● **Task to complete**:
Word for word, set down the records and skip each picture.

(Figure record listings)
• • • • •

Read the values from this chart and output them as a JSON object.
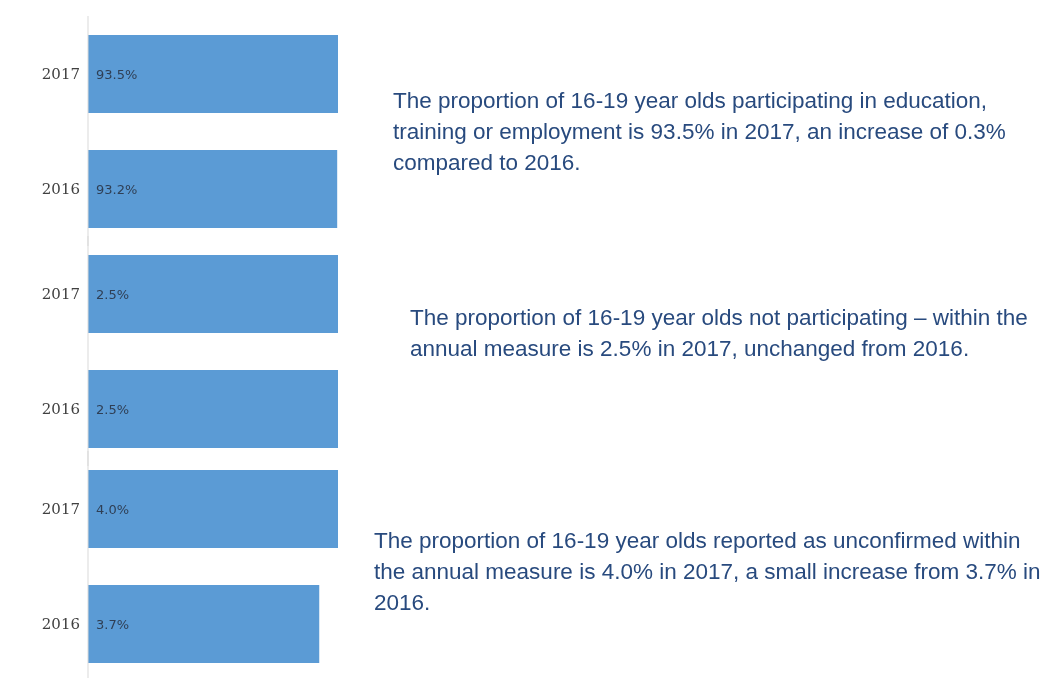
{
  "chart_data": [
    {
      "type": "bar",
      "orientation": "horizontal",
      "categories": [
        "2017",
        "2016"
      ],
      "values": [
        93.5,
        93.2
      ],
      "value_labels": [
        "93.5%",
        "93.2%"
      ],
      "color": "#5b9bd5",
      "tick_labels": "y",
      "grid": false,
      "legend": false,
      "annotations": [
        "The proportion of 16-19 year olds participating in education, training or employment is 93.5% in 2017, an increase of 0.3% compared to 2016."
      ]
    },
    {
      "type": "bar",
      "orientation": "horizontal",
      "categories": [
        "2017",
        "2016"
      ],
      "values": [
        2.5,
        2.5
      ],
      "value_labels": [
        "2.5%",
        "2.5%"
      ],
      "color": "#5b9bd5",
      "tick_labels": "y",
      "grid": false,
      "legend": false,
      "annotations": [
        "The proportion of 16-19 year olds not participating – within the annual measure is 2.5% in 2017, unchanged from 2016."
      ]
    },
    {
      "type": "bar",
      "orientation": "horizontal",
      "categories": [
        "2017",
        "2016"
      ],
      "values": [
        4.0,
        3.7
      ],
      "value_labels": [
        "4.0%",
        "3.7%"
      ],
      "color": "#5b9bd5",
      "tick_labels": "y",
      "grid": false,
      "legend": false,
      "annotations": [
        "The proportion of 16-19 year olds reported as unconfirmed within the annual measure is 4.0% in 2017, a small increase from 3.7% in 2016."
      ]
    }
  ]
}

• • • • •

● **Solution to this problem**:
Read the values from this chart and output them as a JSON object.
{
  "chart_data": [
    {
      "type": "bar",
      "orientation": "horizontal",
      "categories": [
        "2017",
        "2016"
      ],
      "values": [
        93.5,
        93.2
      ],
      "value_labels": [
        "93.5%",
        "93.2%"
      ],
      "color": "#5b9bd5",
      "tick_labels": "y",
      "grid": false,
      "legend": false,
      "annotations": [
        "The proportion of 16-19 year olds participating in education, training or employment is 93.5% in 2017, an increase of 0.3% compared to 2016."
      ]
    },
    {
      "type": "bar",
      "orientation": "horizontal",
      "categories": [
        "2017",
        "2016"
      ],
      "values": [
        2.5,
        2.5
      ],
      "value_labels": [
        "2.5%",
        "2.5%"
      ],
      "color": "#5b9bd5",
      "tick_labels": "y",
      "grid": false,
      "legend": false,
      "annotations": [
        "The proportion of 16-19 year olds not participating – within the annual measure is 2.5% in 2017, unchanged from 2016."
      ]
    },
    {
      "type": "bar",
      "orientation": "horizontal",
      "categories": [
        "2017",
        "2016"
      ],
      "values": [
        4.0,
        3.7
      ],
      "value_labels": [
        "4.0%",
        "3.7%"
      ],
      "color": "#5b9bd5",
      "tick_labels": "y",
      "grid": false,
      "legend": false,
      "annotations": [
        "The proportion of 16-19 year olds reported as unconfirmed within the annual measure is 4.0% in 2017, a small increase from 3.7% in 2016."
      ]
    }
  ]
}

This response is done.